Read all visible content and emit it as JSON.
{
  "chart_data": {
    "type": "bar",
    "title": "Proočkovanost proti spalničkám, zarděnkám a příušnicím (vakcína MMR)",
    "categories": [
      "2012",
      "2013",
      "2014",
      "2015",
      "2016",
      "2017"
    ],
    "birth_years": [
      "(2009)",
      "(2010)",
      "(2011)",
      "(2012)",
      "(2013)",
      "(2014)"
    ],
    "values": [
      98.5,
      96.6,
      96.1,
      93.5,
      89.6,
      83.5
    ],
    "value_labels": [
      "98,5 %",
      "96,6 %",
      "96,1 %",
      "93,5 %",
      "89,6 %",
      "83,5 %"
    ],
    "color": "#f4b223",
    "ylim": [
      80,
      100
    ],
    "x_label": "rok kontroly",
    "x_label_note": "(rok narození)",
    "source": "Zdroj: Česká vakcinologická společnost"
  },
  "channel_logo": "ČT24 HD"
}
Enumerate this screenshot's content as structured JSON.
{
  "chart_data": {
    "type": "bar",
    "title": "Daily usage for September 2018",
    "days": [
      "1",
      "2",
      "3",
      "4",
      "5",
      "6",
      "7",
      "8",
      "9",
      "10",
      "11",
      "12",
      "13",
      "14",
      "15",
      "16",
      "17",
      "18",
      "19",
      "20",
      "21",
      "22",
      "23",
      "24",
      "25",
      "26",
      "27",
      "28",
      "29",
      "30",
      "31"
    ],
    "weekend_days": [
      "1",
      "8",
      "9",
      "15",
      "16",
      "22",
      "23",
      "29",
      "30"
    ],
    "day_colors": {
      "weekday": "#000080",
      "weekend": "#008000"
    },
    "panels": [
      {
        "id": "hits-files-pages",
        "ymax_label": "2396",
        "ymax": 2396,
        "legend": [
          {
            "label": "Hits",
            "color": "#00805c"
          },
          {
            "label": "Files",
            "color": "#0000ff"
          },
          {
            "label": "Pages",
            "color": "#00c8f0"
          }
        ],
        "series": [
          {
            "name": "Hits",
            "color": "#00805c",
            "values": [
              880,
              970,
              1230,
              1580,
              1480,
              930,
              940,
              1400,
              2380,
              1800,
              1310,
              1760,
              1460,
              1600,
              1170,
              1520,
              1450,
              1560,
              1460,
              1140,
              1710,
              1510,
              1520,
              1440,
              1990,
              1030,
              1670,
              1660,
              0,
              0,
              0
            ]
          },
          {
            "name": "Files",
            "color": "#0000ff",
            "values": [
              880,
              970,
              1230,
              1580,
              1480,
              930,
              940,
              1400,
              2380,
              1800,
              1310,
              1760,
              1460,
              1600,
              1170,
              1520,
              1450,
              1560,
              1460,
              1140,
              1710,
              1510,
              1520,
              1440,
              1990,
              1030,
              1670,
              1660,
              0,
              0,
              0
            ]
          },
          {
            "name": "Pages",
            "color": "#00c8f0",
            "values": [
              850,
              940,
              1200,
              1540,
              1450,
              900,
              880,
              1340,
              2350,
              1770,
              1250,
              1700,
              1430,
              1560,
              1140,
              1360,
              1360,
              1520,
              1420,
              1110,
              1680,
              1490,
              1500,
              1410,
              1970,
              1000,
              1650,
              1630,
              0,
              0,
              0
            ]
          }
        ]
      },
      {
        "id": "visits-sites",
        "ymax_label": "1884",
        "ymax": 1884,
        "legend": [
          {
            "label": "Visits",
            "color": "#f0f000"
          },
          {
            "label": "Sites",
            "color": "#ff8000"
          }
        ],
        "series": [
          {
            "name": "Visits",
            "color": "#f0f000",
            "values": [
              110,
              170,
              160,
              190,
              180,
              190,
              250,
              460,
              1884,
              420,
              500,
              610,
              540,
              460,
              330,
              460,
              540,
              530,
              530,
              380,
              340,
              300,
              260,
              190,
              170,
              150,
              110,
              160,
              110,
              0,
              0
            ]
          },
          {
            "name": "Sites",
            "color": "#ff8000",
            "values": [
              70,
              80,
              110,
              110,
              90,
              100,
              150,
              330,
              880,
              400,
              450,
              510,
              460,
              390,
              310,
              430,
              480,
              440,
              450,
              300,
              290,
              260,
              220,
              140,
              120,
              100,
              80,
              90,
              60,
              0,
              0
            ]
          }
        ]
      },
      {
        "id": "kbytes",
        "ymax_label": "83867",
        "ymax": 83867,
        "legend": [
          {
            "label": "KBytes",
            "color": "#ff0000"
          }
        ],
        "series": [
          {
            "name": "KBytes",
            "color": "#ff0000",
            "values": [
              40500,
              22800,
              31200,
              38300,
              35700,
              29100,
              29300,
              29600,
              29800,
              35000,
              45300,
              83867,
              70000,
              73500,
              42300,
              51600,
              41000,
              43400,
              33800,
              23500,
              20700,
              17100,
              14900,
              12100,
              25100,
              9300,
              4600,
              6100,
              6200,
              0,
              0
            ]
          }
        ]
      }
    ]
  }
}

- [Task description] Please repeat the listing exactly, with nothing left out.

- [Finished answer]
Read all visible content and emit it as JSON.
{
  "chart_data": {
    "type": "bar",
    "title": "Proočkovanost proti spalničkám, zarděnkám a příušnicím (vakcína MMR)",
    "categories": [
      "2012",
      "2013",
      "2014",
      "2015",
      "2016",
      "2017"
    ],
    "birth_years": [
      "(2009)",
      "(2010)",
      "(2011)",
      "(2012)",
      "(2013)",
      "(2014)"
    ],
    "values": [
      98.5,
      96.6,
      96.1,
      93.5,
      89.6,
      83.5
    ],
    "value_labels": [
      "98,5 %",
      "96,6 %",
      "96,1 %",
      "93,5 %",
      "89,6 %",
      "83,5 %"
    ],
    "color": "#f4b223",
    "ylim": [
      80,
      100
    ],
    "x_label": "rok kontroly",
    "x_label_note": "(rok narození)",
    "source": "Zdroj: Česká vakcinologická společnost"
  },
  "channel_logo": "ČT24 HD"
}
Enumerate this screenshot's content as structured JSON.
{
  "chart_data": {
    "type": "bar",
    "title": "Daily usage for September 2018",
    "days": [
      "1",
      "2",
      "3",
      "4",
      "5",
      "6",
      "7",
      "8",
      "9",
      "10",
      "11",
      "12",
      "13",
      "14",
      "15",
      "16",
      "17",
      "18",
      "19",
      "20",
      "21",
      "22",
      "23",
      "24",
      "25",
      "26",
      "27",
      "28",
      "29",
      "30",
      "31"
    ],
    "weekend_days": [
      "1",
      "8",
      "9",
      "15",
      "16",
      "22",
      "23",
      "29",
      "30"
    ],
    "day_colors": {
      "weekday": "#000080",
      "weekend": "#008000"
    },
    "panels": [
      {
        "id": "hits-files-pages",
        "ymax_label": "2396",
        "ymax": 2396,
        "legend": [
          {
            "label": "Hits",
            "color": "#00805c"
          },
          {
            "label": "Files",
            "color": "#0000ff"
          },
          {
            "label": "Pages",
            "color": "#00c8f0"
          }
        ],
        "series": [
          {
            "name": "Hits",
            "color": "#00805c",
            "values": [
              880,
              970,
              1230,
              1580,
              1480,
              930,
              940,
              1400,
              2380,
              1800,
              1310,
              1760,
              1460,
              1600,
              1170,
              1520,
              1450,
              1560,
              1460,
              1140,
              1710,
              1510,
              1520,
              1440,
              1990,
              1030,
              1670,
              1660,
              0,
              0,
              0
            ]
          },
          {
            "name": "Files",
            "color": "#0000ff",
            "values": [
              880,
              970,
              1230,
              1580,
              1480,
              930,
              940,
              1400,
              2380,
              1800,
              1310,
              1760,
              1460,
              1600,
              1170,
              1520,
              1450,
              1560,
              1460,
              1140,
              1710,
              1510,
              1520,
              1440,
              1990,
              1030,
              1670,
              1660,
              0,
              0,
              0
            ]
          },
          {
            "name": "Pages",
            "color": "#00c8f0",
            "values": [
              850,
              940,
              1200,
              1540,
              1450,
              900,
              880,
              1340,
              2350,
              1770,
              1250,
              1700,
              1430,
              1560,
              1140,
              1360,
              1360,
              1520,
              1420,
              1110,
              1680,
              1490,
              1500,
              1410,
              1970,
              1000,
              1650,
              1630,
              0,
              0,
              0
            ]
          }
        ]
      },
      {
        "id": "visits-sites",
        "ymax_label": "1884",
        "ymax": 1884,
        "legend": [
          {
            "label": "Visits",
            "color": "#f0f000"
          },
          {
            "label": "Sites",
            "color": "#ff8000"
          }
        ],
        "series": [
          {
            "name": "Visits",
            "color": "#f0f000",
            "values": [
              110,
              170,
              160,
              190,
              180,
              190,
              250,
              460,
              1884,
              420,
              500,
              610,
              540,
              460,
              330,
              460,
              540,
              530,
              530,
              380,
              340,
              300,
              260,
              190,
              170,
              150,
              110,
              160,
              110,
              0,
              0
            ]
          },
          {
            "name": "Sites",
            "color": "#ff8000",
            "values": [
              70,
              80,
              110,
              110,
              90,
              100,
              150,
              330,
              880,
              400,
              450,
              510,
              460,
              390,
              310,
              430,
              480,
              440,
              450,
              300,
              290,
              260,
              220,
              140,
              120,
              100,
              80,
              90,
              60,
              0,
              0
            ]
          }
        ]
      },
      {
        "id": "kbytes",
        "ymax_label": "83867",
        "ymax": 83867,
        "legend": [
          {
            "label": "KBytes",
            "color": "#ff0000"
          }
        ],
        "series": [
          {
            "name": "KBytes",
            "color": "#ff0000",
            "values": [
              40500,
              22800,
              31200,
              38300,
              35700,
              29100,
              29300,
              29600,
              29800,
              35000,
              45300,
              83867,
              70000,
              73500,
              42300,
              51600,
              41000,
              43400,
              33800,
              23500,
              20700,
              17100,
              14900,
              12100,
              25100,
              9300,
              4600,
              6100,
              6200,
              0,
              0
            ]
          }
        ]
      }
    ]
  }
}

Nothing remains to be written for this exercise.